What the exercise asks:
Work out how many lines in the entries below include the word "name". Give nothing but the number.

Data to process:
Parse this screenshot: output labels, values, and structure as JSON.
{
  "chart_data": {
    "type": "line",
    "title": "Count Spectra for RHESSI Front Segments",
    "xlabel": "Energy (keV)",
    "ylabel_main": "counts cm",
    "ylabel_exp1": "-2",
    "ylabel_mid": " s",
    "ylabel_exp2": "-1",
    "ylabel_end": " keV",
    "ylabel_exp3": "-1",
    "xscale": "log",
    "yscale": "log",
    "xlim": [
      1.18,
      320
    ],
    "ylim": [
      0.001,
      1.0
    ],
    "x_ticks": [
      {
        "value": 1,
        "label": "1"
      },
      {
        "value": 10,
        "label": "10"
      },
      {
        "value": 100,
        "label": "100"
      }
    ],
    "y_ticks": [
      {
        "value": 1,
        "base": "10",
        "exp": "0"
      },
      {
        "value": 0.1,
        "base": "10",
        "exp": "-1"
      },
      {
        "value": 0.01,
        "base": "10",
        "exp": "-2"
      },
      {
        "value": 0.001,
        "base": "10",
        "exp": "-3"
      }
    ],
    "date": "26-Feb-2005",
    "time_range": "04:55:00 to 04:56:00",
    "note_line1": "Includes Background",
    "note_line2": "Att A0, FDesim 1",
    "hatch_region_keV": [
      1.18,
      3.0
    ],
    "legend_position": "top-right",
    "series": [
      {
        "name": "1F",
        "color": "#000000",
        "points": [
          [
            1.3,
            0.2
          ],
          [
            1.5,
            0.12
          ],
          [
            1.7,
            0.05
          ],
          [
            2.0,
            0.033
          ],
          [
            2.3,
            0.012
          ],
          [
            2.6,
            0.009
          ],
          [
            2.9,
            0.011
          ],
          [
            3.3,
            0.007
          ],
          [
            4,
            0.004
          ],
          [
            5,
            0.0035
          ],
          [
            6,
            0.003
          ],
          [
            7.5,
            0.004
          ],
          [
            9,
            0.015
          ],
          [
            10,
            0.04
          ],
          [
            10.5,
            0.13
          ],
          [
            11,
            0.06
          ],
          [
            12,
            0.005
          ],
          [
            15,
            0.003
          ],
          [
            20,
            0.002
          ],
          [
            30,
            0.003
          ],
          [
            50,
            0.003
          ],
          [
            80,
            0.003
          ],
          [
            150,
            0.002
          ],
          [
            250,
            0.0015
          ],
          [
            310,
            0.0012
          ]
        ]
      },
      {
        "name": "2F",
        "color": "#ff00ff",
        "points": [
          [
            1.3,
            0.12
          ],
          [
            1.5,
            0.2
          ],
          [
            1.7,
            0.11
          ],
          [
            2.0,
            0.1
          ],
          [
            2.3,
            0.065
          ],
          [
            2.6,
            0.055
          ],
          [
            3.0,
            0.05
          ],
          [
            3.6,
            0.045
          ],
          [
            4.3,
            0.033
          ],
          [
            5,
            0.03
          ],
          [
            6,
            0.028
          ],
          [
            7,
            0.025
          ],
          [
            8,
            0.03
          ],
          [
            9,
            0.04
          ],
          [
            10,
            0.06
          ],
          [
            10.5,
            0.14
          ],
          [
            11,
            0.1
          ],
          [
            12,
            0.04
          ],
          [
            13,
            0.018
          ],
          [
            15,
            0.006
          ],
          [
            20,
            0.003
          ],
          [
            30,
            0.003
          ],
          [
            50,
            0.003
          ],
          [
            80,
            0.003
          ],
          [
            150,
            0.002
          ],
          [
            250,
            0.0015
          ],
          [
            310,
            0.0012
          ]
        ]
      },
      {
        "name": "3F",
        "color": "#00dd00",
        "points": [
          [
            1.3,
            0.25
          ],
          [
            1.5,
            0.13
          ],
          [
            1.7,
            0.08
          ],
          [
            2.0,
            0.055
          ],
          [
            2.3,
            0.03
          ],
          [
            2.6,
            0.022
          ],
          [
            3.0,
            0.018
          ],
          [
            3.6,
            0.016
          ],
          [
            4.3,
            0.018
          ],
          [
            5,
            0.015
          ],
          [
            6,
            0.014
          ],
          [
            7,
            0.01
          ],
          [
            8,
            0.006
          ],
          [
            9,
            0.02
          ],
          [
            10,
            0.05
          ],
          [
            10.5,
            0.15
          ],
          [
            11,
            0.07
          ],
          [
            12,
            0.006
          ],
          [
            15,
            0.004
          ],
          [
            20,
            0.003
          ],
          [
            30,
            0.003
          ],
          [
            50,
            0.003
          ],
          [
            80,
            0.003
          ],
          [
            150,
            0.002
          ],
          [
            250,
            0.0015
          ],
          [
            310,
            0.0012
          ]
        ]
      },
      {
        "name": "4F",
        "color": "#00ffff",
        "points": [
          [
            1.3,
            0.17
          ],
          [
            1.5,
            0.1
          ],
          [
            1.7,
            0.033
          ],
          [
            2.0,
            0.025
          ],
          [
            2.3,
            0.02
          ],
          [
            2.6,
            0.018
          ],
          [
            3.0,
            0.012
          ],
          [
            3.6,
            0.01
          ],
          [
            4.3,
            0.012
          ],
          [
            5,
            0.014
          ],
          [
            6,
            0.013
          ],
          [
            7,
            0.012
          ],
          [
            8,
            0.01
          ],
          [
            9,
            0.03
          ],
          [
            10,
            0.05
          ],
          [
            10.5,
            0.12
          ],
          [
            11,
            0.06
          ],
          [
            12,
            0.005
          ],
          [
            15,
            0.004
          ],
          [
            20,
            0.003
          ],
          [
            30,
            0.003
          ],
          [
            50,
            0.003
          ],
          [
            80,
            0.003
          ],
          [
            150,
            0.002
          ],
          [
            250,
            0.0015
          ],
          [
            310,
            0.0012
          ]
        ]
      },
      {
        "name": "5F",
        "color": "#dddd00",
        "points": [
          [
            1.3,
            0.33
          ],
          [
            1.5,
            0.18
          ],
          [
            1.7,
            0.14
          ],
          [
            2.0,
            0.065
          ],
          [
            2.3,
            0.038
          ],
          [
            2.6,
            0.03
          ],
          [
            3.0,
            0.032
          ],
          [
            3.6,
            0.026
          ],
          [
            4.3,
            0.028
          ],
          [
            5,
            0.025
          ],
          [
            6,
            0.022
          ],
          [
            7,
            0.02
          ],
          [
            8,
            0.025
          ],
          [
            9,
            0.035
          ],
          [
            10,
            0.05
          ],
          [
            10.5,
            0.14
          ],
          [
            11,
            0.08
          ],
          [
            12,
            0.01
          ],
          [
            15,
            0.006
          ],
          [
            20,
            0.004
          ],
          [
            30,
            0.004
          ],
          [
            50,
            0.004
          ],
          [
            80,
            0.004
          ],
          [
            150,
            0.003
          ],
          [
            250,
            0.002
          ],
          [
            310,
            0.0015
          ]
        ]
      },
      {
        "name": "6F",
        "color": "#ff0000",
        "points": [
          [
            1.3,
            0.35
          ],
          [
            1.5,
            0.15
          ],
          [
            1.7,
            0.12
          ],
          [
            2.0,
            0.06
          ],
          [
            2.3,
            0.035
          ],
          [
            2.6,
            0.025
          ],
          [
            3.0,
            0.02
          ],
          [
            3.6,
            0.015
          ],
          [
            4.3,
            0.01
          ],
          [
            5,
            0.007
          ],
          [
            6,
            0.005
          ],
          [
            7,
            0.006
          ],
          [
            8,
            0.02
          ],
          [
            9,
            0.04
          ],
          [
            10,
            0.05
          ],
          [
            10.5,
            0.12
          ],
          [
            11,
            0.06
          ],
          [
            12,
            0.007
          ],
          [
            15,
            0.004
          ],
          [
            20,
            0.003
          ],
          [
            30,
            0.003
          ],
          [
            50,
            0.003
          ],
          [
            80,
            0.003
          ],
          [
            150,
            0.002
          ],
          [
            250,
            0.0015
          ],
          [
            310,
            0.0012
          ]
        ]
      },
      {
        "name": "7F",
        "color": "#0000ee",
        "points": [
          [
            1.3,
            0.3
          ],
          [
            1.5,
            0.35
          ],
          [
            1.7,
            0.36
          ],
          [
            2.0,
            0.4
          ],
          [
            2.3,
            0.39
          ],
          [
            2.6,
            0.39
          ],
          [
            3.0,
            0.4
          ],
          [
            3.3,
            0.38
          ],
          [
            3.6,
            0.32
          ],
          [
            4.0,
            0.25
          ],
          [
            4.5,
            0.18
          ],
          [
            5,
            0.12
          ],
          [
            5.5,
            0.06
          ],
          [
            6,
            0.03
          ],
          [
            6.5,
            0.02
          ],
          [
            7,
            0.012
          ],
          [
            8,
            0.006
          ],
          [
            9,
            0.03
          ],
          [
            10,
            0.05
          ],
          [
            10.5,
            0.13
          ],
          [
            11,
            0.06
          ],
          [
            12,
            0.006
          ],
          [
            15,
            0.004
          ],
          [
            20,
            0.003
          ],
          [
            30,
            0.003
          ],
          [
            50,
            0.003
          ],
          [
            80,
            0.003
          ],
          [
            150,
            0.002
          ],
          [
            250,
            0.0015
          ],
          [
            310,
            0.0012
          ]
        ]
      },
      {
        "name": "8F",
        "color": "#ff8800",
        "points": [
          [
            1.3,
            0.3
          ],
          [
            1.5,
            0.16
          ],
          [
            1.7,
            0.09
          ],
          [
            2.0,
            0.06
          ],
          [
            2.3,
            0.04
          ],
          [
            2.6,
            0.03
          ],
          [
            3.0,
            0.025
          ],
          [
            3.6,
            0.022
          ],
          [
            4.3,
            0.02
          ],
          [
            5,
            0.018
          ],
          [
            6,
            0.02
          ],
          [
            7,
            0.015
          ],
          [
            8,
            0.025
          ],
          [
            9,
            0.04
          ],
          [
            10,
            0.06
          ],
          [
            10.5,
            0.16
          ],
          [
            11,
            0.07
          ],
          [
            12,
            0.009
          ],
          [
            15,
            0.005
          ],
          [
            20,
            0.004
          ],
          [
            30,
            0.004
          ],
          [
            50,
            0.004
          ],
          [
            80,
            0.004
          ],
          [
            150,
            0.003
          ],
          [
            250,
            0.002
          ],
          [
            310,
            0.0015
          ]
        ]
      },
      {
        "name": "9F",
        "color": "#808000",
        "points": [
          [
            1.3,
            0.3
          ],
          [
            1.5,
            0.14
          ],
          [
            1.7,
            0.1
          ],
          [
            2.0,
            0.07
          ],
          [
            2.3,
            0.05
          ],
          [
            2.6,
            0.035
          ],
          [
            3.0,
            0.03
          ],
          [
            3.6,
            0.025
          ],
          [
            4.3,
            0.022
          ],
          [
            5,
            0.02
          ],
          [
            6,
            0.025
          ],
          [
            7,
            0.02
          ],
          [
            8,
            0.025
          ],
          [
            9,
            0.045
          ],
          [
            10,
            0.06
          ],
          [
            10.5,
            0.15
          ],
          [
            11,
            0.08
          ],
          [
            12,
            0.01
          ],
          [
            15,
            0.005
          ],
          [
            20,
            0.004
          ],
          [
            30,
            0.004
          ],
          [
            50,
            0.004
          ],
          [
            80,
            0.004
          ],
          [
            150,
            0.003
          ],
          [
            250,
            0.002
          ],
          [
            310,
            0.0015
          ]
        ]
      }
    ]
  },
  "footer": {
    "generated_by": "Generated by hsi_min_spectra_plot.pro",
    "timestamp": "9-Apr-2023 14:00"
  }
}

Task result:
9